**Description of the task**
Make an exact copy of the records, with the pictures left out.

**Input rows**
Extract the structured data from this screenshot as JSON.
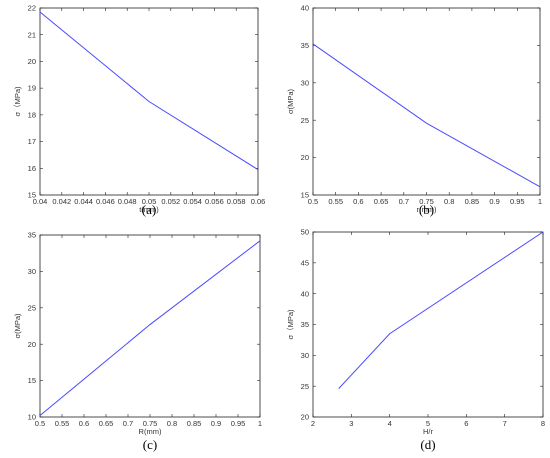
{
  "chart_data": [
    {
      "type": "line",
      "panel": "(a)",
      "xlabel": "t(mm)",
      "ylabel": "σ（MPa)",
      "xlim": [
        0.04,
        0.06
      ],
      "ylim": [
        15,
        22
      ],
      "xticks": [
        "0.04",
        "0.042",
        "0.044",
        "0.046",
        "0.048",
        "0.05",
        "0.052",
        "0.054",
        "0.056",
        "0.058",
        "0.06"
      ],
      "yticks": [
        "15",
        "16",
        "17",
        "18",
        "19",
        "20",
        "21",
        "22"
      ],
      "series": [
        {
          "x": [
            0.04,
            0.05,
            0.06
          ],
          "y": [
            21.85,
            18.5,
            15.95
          ]
        }
      ],
      "color": "#4a4aff"
    },
    {
      "type": "line",
      "panel": "(b)",
      "xlabel": "r(mm)",
      "ylabel": "σ(MPa)",
      "xlim": [
        0.5,
        1
      ],
      "ylim": [
        15,
        40
      ],
      "xticks": [
        "0.5",
        "0.55",
        "0.6",
        "0.65",
        "0.7",
        "0.75",
        "0.8",
        "0.85",
        "0.9",
        "0.95",
        "1"
      ],
      "yticks": [
        "15",
        "20",
        "25",
        "30",
        "35",
        "40"
      ],
      "series": [
        {
          "x": [
            0.5,
            0.75,
            1.0
          ],
          "y": [
            35.2,
            24.6,
            16.1
          ]
        }
      ],
      "color": "#4a4aff"
    },
    {
      "type": "line",
      "panel": "(c)",
      "xlabel": "R(mm)",
      "ylabel": "σ(MPa)",
      "xlim": [
        0.5,
        1
      ],
      "ylim": [
        10,
        35
      ],
      "xticks": [
        "0.5",
        "0.55",
        "0.6",
        "0.65",
        "0.7",
        "0.75",
        "0.8",
        "0.85",
        "0.9",
        "0.95",
        "1"
      ],
      "yticks": [
        "10",
        "15",
        "20",
        "25",
        "30",
        "35"
      ],
      "series": [
        {
          "x": [
            0.5,
            0.75,
            1.0
          ],
          "y": [
            10.2,
            22.7,
            34.2
          ]
        }
      ],
      "color": "#4a4aff"
    },
    {
      "type": "line",
      "panel": "(d)",
      "xlabel": "H/r",
      "ylabel": "σ（MPa)",
      "xlim": [
        2,
        8
      ],
      "ylim": [
        20,
        50
      ],
      "xticks": [
        "2",
        "3",
        "4",
        "5",
        "6",
        "7",
        "8"
      ],
      "yticks": [
        "20",
        "25",
        "30",
        "35",
        "40",
        "45",
        "50"
      ],
      "series": [
        {
          "x": [
            2.67,
            4.0,
            8.0
          ],
          "y": [
            24.6,
            33.5,
            50.0
          ]
        }
      ],
      "color": "#4a4aff"
    }
  ]
}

**Result of the exercise**
Extract the structured data from this screenshot as JSON.
{
  "chart_data": [
    {
      "type": "line",
      "panel": "(a)",
      "xlabel": "t(mm)",
      "ylabel": "σ（MPa)",
      "xlim": [
        0.04,
        0.06
      ],
      "ylim": [
        15,
        22
      ],
      "xticks": [
        "0.04",
        "0.042",
        "0.044",
        "0.046",
        "0.048",
        "0.05",
        "0.052",
        "0.054",
        "0.056",
        "0.058",
        "0.06"
      ],
      "yticks": [
        "15",
        "16",
        "17",
        "18",
        "19",
        "20",
        "21",
        "22"
      ],
      "series": [
        {
          "x": [
            0.04,
            0.05,
            0.06
          ],
          "y": [
            21.85,
            18.5,
            15.95
          ]
        }
      ],
      "color": "#4a4aff"
    },
    {
      "type": "line",
      "panel": "(b)",
      "xlabel": "r(mm)",
      "ylabel": "σ(MPa)",
      "xlim": [
        0.5,
        1
      ],
      "ylim": [
        15,
        40
      ],
      "xticks": [
        "0.5",
        "0.55",
        "0.6",
        "0.65",
        "0.7",
        "0.75",
        "0.8",
        "0.85",
        "0.9",
        "0.95",
        "1"
      ],
      "yticks": [
        "15",
        "20",
        "25",
        "30",
        "35",
        "40"
      ],
      "series": [
        {
          "x": [
            0.5,
            0.75,
            1.0
          ],
          "y": [
            35.2,
            24.6,
            16.1
          ]
        }
      ],
      "color": "#4a4aff"
    },
    {
      "type": "line",
      "panel": "(c)",
      "xlabel": "R(mm)",
      "ylabel": "σ(MPa)",
      "xlim": [
        0.5,
        1
      ],
      "ylim": [
        10,
        35
      ],
      "xticks": [
        "0.5",
        "0.55",
        "0.6",
        "0.65",
        "0.7",
        "0.75",
        "0.8",
        "0.85",
        "0.9",
        "0.95",
        "1"
      ],
      "yticks": [
        "10",
        "15",
        "20",
        "25",
        "30",
        "35"
      ],
      "series": [
        {
          "x": [
            0.5,
            0.75,
            1.0
          ],
          "y": [
            10.2,
            22.7,
            34.2
          ]
        }
      ],
      "color": "#4a4aff"
    },
    {
      "type": "line",
      "panel": "(d)",
      "xlabel": "H/r",
      "ylabel": "σ（MPa)",
      "xlim": [
        2,
        8
      ],
      "ylim": [
        20,
        50
      ],
      "xticks": [
        "2",
        "3",
        "4",
        "5",
        "6",
        "7",
        "8"
      ],
      "yticks": [
        "20",
        "25",
        "30",
        "35",
        "40",
        "45",
        "50"
      ],
      "series": [
        {
          "x": [
            2.67,
            4.0,
            8.0
          ],
          "y": [
            24.6,
            33.5,
            50.0
          ]
        }
      ],
      "color": "#4a4aff"
    }
  ]
}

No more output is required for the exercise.